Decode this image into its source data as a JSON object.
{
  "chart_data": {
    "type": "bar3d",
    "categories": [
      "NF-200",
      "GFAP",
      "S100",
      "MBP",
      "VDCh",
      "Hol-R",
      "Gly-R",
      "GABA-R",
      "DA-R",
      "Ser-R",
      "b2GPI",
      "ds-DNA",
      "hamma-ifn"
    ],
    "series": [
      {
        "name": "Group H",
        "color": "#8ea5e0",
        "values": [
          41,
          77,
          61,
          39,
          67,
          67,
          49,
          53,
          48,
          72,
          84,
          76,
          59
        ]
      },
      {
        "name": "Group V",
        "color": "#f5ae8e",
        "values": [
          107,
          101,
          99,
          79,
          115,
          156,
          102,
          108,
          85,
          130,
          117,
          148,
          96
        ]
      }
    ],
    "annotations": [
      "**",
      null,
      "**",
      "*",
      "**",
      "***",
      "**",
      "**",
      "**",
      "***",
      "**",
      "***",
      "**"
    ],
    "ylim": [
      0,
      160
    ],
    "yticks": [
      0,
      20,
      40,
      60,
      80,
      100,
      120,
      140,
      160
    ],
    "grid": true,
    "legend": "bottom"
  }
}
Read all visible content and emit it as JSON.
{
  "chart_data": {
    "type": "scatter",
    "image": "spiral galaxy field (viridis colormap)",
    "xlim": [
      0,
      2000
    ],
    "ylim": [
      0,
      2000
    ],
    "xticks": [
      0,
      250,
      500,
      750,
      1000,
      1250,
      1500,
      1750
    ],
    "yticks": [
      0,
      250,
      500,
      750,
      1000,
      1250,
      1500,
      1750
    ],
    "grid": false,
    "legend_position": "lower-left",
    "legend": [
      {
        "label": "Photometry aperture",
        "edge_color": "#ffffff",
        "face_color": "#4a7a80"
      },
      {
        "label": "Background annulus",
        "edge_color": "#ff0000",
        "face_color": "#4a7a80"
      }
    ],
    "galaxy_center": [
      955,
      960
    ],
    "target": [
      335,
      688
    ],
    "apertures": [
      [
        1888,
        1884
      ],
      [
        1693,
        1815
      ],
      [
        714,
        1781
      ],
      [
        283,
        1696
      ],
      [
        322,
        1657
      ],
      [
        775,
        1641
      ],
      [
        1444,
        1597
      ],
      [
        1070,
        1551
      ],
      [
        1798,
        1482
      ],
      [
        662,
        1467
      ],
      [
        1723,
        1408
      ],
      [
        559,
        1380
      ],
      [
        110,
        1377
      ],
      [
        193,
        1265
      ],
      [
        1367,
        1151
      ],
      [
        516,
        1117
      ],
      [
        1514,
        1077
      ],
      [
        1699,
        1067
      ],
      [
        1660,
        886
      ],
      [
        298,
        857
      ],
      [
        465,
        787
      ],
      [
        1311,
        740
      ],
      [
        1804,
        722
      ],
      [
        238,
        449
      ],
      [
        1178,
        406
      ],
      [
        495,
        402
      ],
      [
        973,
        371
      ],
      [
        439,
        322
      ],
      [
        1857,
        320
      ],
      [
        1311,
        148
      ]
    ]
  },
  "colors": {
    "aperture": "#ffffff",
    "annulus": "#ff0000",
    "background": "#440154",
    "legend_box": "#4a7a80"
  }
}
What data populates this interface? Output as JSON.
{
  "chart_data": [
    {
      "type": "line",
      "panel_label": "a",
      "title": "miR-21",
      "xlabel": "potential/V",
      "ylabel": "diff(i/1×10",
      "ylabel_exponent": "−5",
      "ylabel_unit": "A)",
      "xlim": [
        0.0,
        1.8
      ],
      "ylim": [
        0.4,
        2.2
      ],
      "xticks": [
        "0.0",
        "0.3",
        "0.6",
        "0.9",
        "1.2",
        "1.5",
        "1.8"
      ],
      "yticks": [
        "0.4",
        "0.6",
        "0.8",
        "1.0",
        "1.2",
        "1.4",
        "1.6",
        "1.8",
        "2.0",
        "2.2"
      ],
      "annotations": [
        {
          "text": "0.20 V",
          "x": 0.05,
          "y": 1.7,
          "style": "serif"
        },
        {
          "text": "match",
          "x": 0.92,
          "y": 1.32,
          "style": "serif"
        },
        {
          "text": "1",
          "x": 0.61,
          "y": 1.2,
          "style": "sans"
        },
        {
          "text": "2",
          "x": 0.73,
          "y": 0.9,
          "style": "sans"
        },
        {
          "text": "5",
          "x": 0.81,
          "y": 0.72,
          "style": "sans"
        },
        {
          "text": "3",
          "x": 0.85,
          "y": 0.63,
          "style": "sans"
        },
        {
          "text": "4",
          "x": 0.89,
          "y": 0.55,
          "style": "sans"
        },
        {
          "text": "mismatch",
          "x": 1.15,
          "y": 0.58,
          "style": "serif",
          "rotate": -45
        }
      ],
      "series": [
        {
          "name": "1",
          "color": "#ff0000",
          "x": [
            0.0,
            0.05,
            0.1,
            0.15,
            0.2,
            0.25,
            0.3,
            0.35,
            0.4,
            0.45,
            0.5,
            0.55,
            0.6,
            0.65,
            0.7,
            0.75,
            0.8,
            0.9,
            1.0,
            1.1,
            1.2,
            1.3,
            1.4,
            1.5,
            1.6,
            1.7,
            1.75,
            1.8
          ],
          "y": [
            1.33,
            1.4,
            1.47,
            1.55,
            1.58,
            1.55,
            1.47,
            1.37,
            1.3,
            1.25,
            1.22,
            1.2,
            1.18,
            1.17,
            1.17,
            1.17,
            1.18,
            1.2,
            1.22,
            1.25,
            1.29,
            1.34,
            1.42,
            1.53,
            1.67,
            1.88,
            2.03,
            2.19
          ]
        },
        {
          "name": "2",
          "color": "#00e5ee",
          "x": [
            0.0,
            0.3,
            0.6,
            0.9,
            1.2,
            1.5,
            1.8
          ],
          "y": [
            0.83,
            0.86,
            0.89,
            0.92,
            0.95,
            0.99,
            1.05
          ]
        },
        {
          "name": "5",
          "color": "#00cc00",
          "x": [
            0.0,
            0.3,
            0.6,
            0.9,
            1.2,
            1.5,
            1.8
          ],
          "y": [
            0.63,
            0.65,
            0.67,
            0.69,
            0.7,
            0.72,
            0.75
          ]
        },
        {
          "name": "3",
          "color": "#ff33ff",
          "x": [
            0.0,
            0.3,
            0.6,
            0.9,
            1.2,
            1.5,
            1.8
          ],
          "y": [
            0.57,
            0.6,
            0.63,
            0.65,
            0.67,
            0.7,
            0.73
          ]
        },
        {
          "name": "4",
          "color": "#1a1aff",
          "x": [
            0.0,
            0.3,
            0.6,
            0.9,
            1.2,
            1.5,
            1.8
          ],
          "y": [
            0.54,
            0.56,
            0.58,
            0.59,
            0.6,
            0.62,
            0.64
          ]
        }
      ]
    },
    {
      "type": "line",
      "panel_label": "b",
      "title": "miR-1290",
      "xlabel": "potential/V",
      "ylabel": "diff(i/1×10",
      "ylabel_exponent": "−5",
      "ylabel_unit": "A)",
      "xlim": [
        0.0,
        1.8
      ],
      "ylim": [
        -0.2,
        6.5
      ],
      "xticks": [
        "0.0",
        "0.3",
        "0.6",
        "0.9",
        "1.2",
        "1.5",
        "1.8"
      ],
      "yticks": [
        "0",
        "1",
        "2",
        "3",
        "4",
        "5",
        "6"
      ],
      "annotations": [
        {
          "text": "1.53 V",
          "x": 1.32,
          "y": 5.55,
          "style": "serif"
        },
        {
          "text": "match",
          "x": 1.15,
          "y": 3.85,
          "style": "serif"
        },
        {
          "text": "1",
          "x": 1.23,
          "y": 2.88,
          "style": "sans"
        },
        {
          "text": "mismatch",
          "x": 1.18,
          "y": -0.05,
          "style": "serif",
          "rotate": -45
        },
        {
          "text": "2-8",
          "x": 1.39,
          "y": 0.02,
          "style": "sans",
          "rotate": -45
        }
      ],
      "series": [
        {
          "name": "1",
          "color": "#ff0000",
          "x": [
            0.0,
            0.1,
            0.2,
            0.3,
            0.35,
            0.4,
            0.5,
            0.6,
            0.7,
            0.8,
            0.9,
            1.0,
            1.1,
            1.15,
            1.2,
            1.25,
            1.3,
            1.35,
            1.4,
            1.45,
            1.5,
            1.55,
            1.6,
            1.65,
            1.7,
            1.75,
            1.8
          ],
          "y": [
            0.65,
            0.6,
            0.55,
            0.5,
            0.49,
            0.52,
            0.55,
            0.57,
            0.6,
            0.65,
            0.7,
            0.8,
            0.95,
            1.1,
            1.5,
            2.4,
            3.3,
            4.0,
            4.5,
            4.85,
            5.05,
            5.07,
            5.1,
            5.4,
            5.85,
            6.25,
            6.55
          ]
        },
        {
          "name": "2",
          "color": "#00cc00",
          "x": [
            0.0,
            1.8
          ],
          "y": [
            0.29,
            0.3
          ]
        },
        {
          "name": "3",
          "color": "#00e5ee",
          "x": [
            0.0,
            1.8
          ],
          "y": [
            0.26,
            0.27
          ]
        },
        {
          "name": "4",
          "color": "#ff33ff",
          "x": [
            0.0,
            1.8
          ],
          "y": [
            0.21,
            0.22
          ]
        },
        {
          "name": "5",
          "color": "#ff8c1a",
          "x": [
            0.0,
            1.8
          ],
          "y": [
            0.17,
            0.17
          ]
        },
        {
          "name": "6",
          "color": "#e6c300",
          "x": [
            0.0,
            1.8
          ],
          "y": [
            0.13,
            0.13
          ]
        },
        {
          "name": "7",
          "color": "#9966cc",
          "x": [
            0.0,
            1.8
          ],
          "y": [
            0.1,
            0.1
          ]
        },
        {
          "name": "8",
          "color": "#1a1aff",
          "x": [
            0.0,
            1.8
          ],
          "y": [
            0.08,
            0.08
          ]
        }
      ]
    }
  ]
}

### [OBJECTIVE]
Gather all lines of the records that include the word "image".

### [OUTPUT OF THE EXERCISE]
Decode this image into its source data as a JSON object.
    "image": "spiral galaxy field (viridis colormap)",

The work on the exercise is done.